**TÂCHE À FAIRE**:
Recopiez le passage de l'article sur le festival de Royaumont qui va de « Sonata K 208 » jusqu'à « E major (Andante) » inclus.

ROYAUMONT : Haendel Il Trionfo del Tempo e del Disinganno 6.X.2024
Le temps s'arrête à Royaumont
Le Triomphe du Temps, c’est le titre donné à cette dernière journée du festival de Royaumont : une façon de nous susurrer que tout touche certes à sa fin, mais que les graines des prochains concerts et donc du prochain festival sont déjà semées. Et la transmission est assurée (le jardin des voix de William Christie) au milieu de ce décor intact de vieilles pierres à l'âme musicale.
Deux concerts au programme : l’un entièrement consacré au clavecin avec un Francesco Corti survolté, l'autre lyrique avec le bijou de Haendel, l'oratorio Il Trionfo del Tempo e del Disinganno.
Haendel et D. Scarlatti : les jumeaux célestes
Dimanche 6 octobre 2024 à 11h30
Händel et Scarlatti, les jumeaux célestes
Francesco Corti, clavecin
PROGRAMME
Georg Friedrich Händel (1685-1759)
Suite 1 in A major HWV 426
Prelude – Allemande – Courante -Gigue
Domenico Scarlatti (1685-1757)
Sonata K 208 in A major (Adagio e Cantabile)
Sonata K 209 in A major (Allegro)
Sonata K 248 in B flat major (Allegro)
Sonata K 249 in B flat major (Allegro)
William Babell (c.1690-1723)
Prelude in F major
Georg Friedrich Händel
Overture from Rinaldo HWV 7 (transcript. By. William Babell)
Vivace – Allegro – Adagio – Giga (Presto)
Domenico Scarlatti
Sonata K 215 in E major (Andante)
Sonata K 216 in E major (Allegro)

**DONNÉES FOURNIES**:
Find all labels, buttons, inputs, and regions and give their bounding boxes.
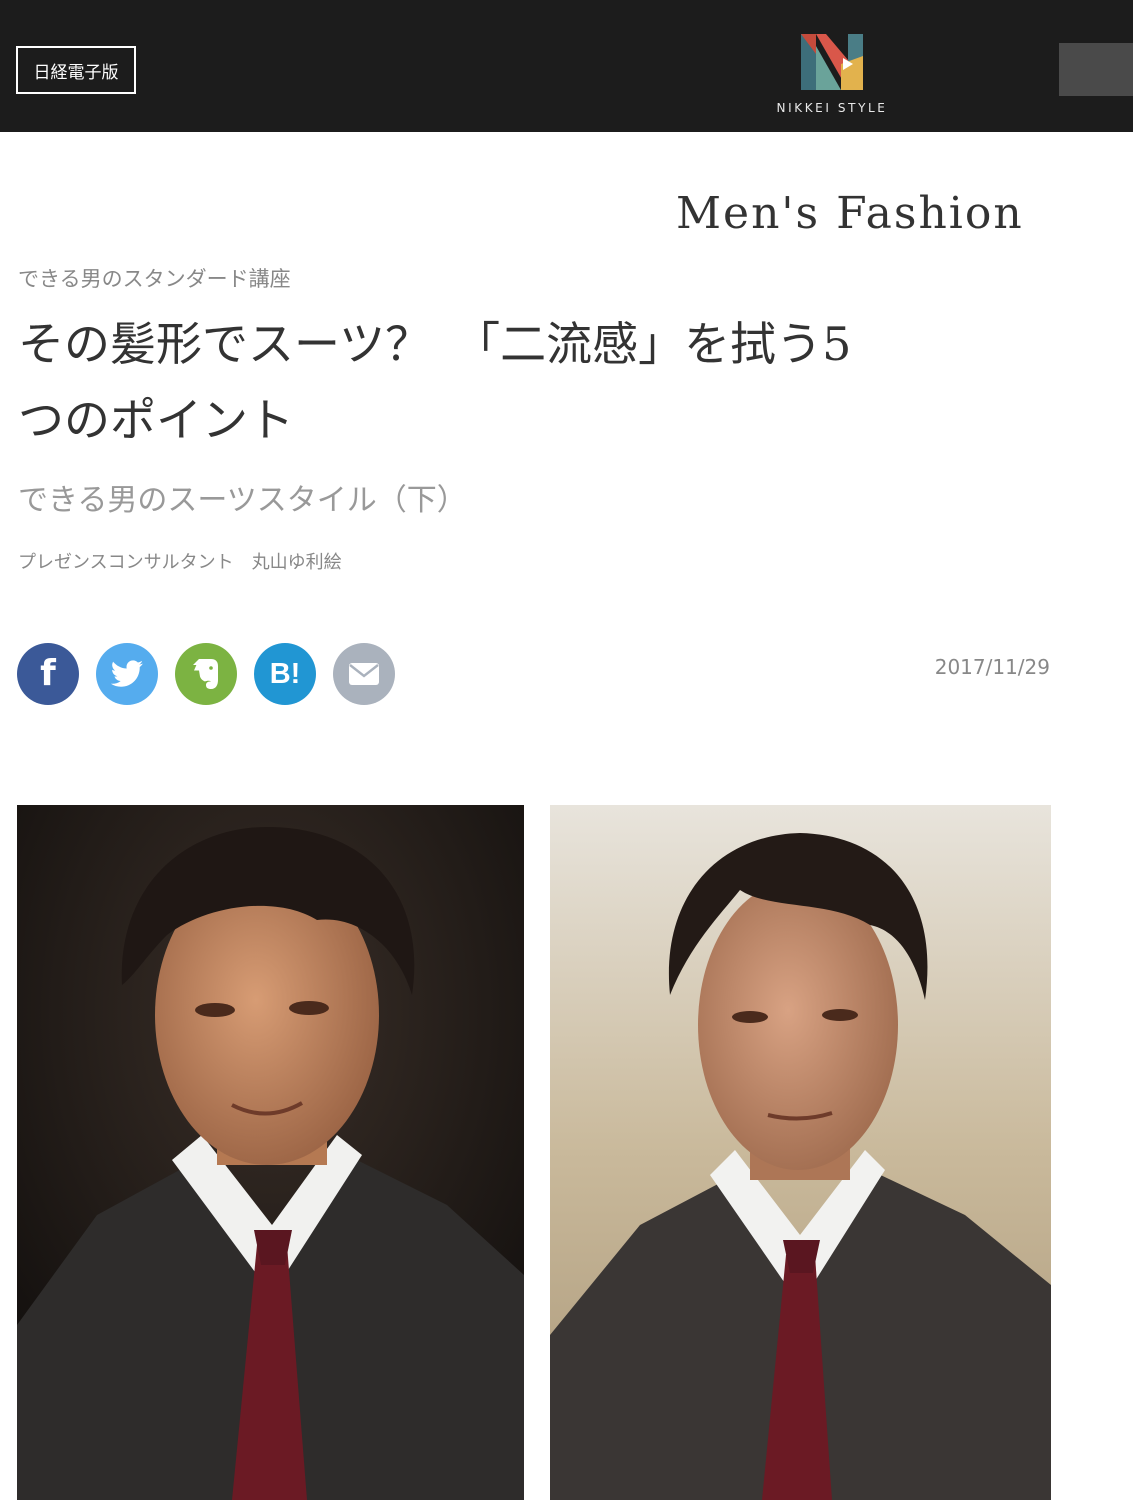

**RÉSULTAT OBTENU**:
Sonata K 208 in A major (Adagio e Cantabile)
Sonata K 209 in A major (Allegro)
Sonata K 248 in B flat major (Allegro)
Sonata K 249 in B flat major (Allegro)
William Babell (c.1690-1723)
Prelude in F major
Georg Friedrich Händel
Overture from Rinaldo HWV 7 (transcript. By. William Babell)
Vivace – Allegro – Adagio – Giga (Presto)
Domenico Scarlatti
Sonata K 215 in E major (Andante)